■ **Task instructions**: Below are records to be output exactly, every one of them.
[start Record list]
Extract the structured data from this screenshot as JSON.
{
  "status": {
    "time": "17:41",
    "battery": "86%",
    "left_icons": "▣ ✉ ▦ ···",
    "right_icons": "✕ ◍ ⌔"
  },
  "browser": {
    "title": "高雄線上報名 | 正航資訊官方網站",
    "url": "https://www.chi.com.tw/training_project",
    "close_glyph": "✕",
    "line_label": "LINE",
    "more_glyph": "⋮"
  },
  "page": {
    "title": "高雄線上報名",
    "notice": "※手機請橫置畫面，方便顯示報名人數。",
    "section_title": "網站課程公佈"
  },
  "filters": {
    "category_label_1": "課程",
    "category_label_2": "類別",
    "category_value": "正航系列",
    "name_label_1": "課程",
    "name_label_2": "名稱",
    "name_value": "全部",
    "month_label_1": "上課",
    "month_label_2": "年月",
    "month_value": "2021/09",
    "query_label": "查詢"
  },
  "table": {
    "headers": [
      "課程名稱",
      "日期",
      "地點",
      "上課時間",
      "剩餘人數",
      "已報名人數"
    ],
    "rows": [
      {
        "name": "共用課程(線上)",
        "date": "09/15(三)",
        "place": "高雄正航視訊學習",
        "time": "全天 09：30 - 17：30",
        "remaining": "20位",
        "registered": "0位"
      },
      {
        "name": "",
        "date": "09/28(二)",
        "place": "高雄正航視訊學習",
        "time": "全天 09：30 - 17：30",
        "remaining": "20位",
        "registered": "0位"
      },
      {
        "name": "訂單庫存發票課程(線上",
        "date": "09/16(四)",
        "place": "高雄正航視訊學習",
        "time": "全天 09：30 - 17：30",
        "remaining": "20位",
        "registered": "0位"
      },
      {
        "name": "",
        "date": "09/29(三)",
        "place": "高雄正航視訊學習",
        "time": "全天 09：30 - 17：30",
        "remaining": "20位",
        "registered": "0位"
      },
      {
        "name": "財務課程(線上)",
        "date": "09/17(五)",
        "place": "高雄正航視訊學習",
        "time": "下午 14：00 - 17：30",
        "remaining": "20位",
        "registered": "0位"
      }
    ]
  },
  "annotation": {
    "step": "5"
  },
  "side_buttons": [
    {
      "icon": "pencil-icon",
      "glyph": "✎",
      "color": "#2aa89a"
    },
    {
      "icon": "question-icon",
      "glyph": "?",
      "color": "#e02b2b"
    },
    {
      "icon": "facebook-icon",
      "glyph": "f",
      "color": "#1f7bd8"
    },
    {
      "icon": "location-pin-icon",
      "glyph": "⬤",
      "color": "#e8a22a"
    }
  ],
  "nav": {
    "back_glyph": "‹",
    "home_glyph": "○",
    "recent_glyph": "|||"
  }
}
[end Record list]
■ **Finished exercise**:
Extract the structured data from this screenshot as JSON.
{
  "status": {
    "time": "17:41",
    "battery": "86%",
    "left_icons": "▣ ✉ ▦ ···",
    "right_icons": "✕ ◍ ⌔"
  },
  "browser": {
    "title": "高雄線上報名 | 正航資訊官方網站",
    "url": "https://www.chi.com.tw/training_project",
    "close_glyph": "✕",
    "line_label": "LINE",
    "more_glyph": "⋮"
  },
  "page": {
    "title": "高雄線上報名",
    "notice": "※手機請橫置畫面，方便顯示報名人數。",
    "section_title": "網站課程公佈"
  },
  "filters": {
    "category_label_1": "課程",
    "category_label_2": "類別",
    "category_value": "正航系列",
    "name_label_1": "課程",
    "name_label_2": "名稱",
    "name_value": "全部",
    "month_label_1": "上課",
    "month_label_2": "年月",
    "month_value": "2021/09",
    "query_label": "查詢"
  },
  "table": {
    "headers": [
      "課程名稱",
      "日期",
      "地點",
      "上課時間",
      "剩餘人數",
      "已報名人數"
    ],
    "rows": [
      {
        "name": "共用課程(線上)",
        "date": "09/15(三)",
        "place": "高雄正航視訊學習",
        "time": "全天 09：30 - 17：30",
        "remaining": "20位",
        "registered": "0位"
      },
      {
        "name": "",
        "date": "09/28(二)",
        "place": "高雄正航視訊學習",
        "time": "全天 09：30 - 17：30",
        "remaining": "20位",
        "registered": "0位"
      },
      {
        "name": "訂單庫存發票課程(線上",
        "date": "09/16(四)",
        "place": "高雄正航視訊學習",
        "time": "全天 09：30 - 17：30",
        "remaining": "20位",
        "registered": "0位"
      },
      {
        "name": "",
        "date": "09/29(三)",
        "place": "高雄正航視訊學習",
        "time": "全天 09：30 - 17：30",
        "remaining": "20位",
        "registered": "0位"
      },
      {
        "name": "財務課程(線上)",
        "date": "09/17(五)",
        "place": "高雄正航視訊學習",
        "time": "下午 14：00 - 17：30",
        "remaining": "20位",
        "registered": "0位"
      }
    ]
  },
  "annotation": {
    "step": "5"
  },
  "side_buttons": [
    {
      "icon": "pencil-icon",
      "glyph": "✎",
      "color": "#2aa89a"
    },
    {
      "icon": "question-icon",
      "glyph": "?",
      "color": "#e02b2b"
    },
    {
      "icon": "facebook-icon",
      "glyph": "f",
      "color": "#1f7bd8"
    },
    {
      "icon": "location-pin-icon",
      "glyph": "⬤",
      "color": "#e8a22a"
    }
  ],
  "nav": {
    "back_glyph": "‹",
    "home_glyph": "○",
    "recent_glyph": "|||"
  }
}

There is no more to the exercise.